== Testo dell'esercizio ==
--*--
Lazio, del centravanti non v'è certezza: Sarri cerca soluzioni per l'attacco
RASSEGNA STAMPA - L'attacco della Lazio ha cambiato spesso pelle, ma il risultato è stato sempre (o quasi) lo stesso. Il reparto offensivo biancoceleste è poco efficace in qualunque modo lo si componga. C'è poca sostanza, soprattutto nel ruolo di centravanti.
Sarri prova soluzioni diverse, alterna gli uomini, tenta con i veri e falsi nove, ma invertendo gli addendi il risultato non è cambiato. Dia, Ratkov, o Maldini: chiunque venga scelto, il risultato non è abbastanza. Un attacco sperimentale non basta, questo è il momento cruciale della stagione.
--*--
== Dati ==
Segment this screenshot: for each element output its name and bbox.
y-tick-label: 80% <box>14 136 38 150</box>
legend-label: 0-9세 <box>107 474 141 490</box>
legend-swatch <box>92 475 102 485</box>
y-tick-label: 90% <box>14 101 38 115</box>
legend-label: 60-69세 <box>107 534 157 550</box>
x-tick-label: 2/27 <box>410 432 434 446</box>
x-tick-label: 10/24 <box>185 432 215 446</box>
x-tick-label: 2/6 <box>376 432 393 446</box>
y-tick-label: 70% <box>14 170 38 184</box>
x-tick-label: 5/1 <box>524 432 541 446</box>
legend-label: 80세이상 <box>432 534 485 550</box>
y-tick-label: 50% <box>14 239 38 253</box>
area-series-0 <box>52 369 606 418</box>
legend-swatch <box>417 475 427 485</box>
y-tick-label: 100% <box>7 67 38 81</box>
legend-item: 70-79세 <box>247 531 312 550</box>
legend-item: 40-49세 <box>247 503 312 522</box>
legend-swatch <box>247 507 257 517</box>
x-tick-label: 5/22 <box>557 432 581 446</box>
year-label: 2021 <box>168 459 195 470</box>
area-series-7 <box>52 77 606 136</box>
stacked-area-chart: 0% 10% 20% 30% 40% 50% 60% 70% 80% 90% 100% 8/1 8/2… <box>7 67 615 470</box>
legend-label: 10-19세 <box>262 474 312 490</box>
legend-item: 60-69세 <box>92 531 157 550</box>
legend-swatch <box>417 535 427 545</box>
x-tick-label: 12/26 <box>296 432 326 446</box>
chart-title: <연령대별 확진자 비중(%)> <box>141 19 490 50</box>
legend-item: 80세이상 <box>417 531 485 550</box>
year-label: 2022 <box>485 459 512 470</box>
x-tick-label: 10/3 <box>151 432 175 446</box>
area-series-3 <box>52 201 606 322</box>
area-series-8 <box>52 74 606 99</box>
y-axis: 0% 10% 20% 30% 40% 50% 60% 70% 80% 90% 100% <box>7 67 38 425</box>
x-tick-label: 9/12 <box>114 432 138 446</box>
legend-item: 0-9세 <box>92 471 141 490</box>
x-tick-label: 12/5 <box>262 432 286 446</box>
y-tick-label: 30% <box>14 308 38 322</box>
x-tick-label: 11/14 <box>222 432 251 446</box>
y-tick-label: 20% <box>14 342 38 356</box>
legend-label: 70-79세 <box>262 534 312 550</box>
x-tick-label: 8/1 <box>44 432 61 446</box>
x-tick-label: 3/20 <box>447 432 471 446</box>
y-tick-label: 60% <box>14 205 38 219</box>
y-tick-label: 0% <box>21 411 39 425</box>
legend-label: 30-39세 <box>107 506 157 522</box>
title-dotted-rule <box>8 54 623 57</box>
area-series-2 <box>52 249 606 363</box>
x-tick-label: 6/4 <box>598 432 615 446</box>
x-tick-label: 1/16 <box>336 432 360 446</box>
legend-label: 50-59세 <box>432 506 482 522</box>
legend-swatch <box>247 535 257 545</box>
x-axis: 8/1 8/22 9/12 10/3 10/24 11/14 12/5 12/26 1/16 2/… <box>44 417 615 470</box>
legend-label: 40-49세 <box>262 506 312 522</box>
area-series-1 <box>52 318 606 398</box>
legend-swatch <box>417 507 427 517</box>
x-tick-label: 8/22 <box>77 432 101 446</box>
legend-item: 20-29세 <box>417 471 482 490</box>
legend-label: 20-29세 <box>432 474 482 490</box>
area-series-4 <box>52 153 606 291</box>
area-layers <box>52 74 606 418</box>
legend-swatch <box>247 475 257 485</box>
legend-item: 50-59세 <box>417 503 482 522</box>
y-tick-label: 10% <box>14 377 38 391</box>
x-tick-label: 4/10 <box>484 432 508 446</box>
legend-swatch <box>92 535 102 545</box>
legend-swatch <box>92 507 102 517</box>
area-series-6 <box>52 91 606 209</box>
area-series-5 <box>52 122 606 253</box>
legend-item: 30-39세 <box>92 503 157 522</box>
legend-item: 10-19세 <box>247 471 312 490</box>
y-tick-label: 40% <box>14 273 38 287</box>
--*--
== Esercizio 1 ==
Restituisci senza modifiche il passo del testo sull'attacco della Lazio che si apre con le parole contenenti "Sarri prova soluzioni" e si chiude con "cruciale della stagione.".
== Esercizio 2 ==
Porta avanti il testo sull'attacco della Lazio proseguendo dopo la sua ultima frase.

== Risultato 1 ==
Sarri prova soluzioni diverse, alterna gli uomini, tenta con i veri e falsi nove, ma invertendo gli addendi il risultato non è cambiato. Dia, Ratkov, o Maldini: chiunque venga scelto, il risultato non è abbastanza. Un attacco sperimentale non basta, questo è il momento cruciale della stagione.

== Risultato 2 ==
Sarebbe sbagliato però affibbiare la colpa al solo perno centrale: il puzzle dell'attacco non è stato arricchito nemmeno dagli esterni, comunque maggiormente pericolosi rispetto agli attaccanti centrali. I più prolifici, per così dire, sono stati Isaksen, Zaccagni e Noslin, arrivati a 4 reti complessive tra campionato e Coppa Italia (per il danese tutti i timbri in Serie A), mentre a quota 3 ci sono Pedro e Cancellieri.